-- START OF ITEMS --

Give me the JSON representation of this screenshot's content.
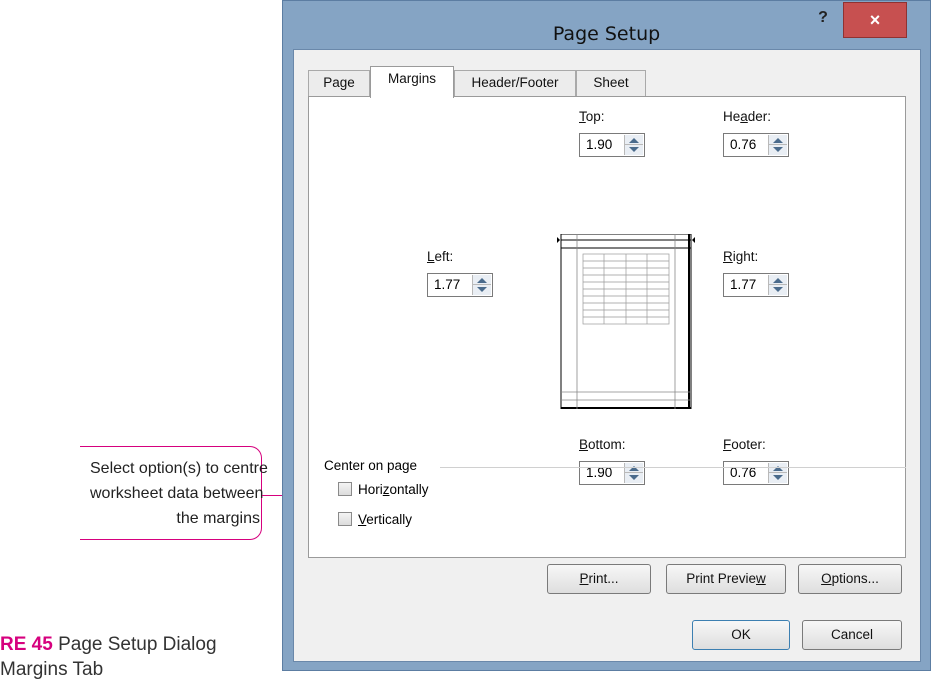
{
  "dialog": {
    "title": "Page Setup",
    "help_label": "?",
    "close_label": "×",
    "tabs": [
      {
        "label": "Page",
        "active": false
      },
      {
        "label": "Margins",
        "active": true
      },
      {
        "label": "Header/Footer",
        "active": false
      },
      {
        "label": "Sheet",
        "active": false
      }
    ],
    "margins": {
      "top": {
        "label_pre": "",
        "label_u": "T",
        "label_post": "op:",
        "value": "1.90"
      },
      "header": {
        "label_pre": "He",
        "label_u": "a",
        "label_post": "der:",
        "value": "0.76"
      },
      "left": {
        "label_pre": "",
        "label_u": "L",
        "label_post": "eft:",
        "value": "1.77"
      },
      "right": {
        "label_pre": "",
        "label_u": "R",
        "label_post": "ight:",
        "value": "1.77"
      },
      "bottom": {
        "label_pre": "",
        "label_u": "B",
        "label_post": "ottom:",
        "value": "1.90"
      },
      "footer": {
        "label_pre": "",
        "label_u": "F",
        "label_post": "ooter:",
        "value": "0.76"
      }
    },
    "center_on_page": {
      "label": "Center on page",
      "horizontally": {
        "pre": "Hori",
        "u": "z",
        "post": "ontally",
        "checked": false
      },
      "vertically": {
        "pre": "",
        "u": "V",
        "post": "ertically",
        "checked": false
      }
    },
    "buttons": {
      "print": {
        "pre": "",
        "u": "P",
        "post": "rint..."
      },
      "print_preview": {
        "pre": "Print Previe",
        "u": "w",
        "post": ""
      },
      "options": {
        "pre": "",
        "u": "O",
        "post": "ptions..."
      },
      "ok": "OK",
      "cancel": "Cancel"
    }
  },
  "callout": {
    "lines": [
      "Select option(s) to centre",
      "worksheet data between",
      "the margins"
    ]
  },
  "caption": {
    "figure": "RE 45",
    "text1": " Page Setup Dialog",
    "text2": "Margins Tab"
  },
  "colors": {
    "accent": "#d6007e",
    "frame": "#85a4c4",
    "close": "#c75050"
  }
}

-- END OF ITEMS --

[AIM]:
All records should be output exactly, with the pictures left out.

[OUTPUT FOR THIS EXERCISE]:
Give me the JSON representation of this screenshot's content.
{
  "dialog": {
    "title": "Page Setup",
    "help_label": "?",
    "close_label": "×",
    "tabs": [
      {
        "label": "Page",
        "active": false
      },
      {
        "label": "Margins",
        "active": true
      },
      {
        "label": "Header/Footer",
        "active": false
      },
      {
        "label": "Sheet",
        "active": false
      }
    ],
    "margins": {
      "top": {
        "label_pre": "",
        "label_u": "T",
        "label_post": "op:",
        "value": "1.90"
      },
      "header": {
        "label_pre": "He",
        "label_u": "a",
        "label_post": "der:",
        "value": "0.76"
      },
      "left": {
        "label_pre": "",
        "label_u": "L",
        "label_post": "eft:",
        "value": "1.77"
      },
      "right": {
        "label_pre": "",
        "label_u": "R",
        "label_post": "ight:",
        "value": "1.77"
      },
      "bottom": {
        "label_pre": "",
        "label_u": "B",
        "label_post": "ottom:",
        "value": "1.90"
      },
      "footer": {
        "label_pre": "",
        "label_u": "F",
        "label_post": "ooter:",
        "value": "0.76"
      }
    },
    "center_on_page": {
      "label": "Center on page",
      "horizontally": {
        "pre": "Hori",
        "u": "z",
        "post": "ontally",
        "checked": false
      },
      "vertically": {
        "pre": "",
        "u": "V",
        "post": "ertically",
        "checked": false
      }
    },
    "buttons": {
      "print": {
        "pre": "",
        "u": "P",
        "post": "rint..."
      },
      "print_preview": {
        "pre": "Print Previe",
        "u": "w",
        "post": ""
      },
      "options": {
        "pre": "",
        "u": "O",
        "post": "ptions..."
      },
      "ok": "OK",
      "cancel": "Cancel"
    }
  },
  "callout": {
    "lines": [
      "Select option(s) to centre",
      "worksheet data between",
      "the margins"
    ]
  },
  "caption": {
    "figure": "RE 45",
    "text1": " Page Setup Dialog",
    "text2": "Margins Tab"
  },
  "colors": {
    "accent": "#d6007e",
    "frame": "#85a4c4",
    "close": "#c75050"
  }
}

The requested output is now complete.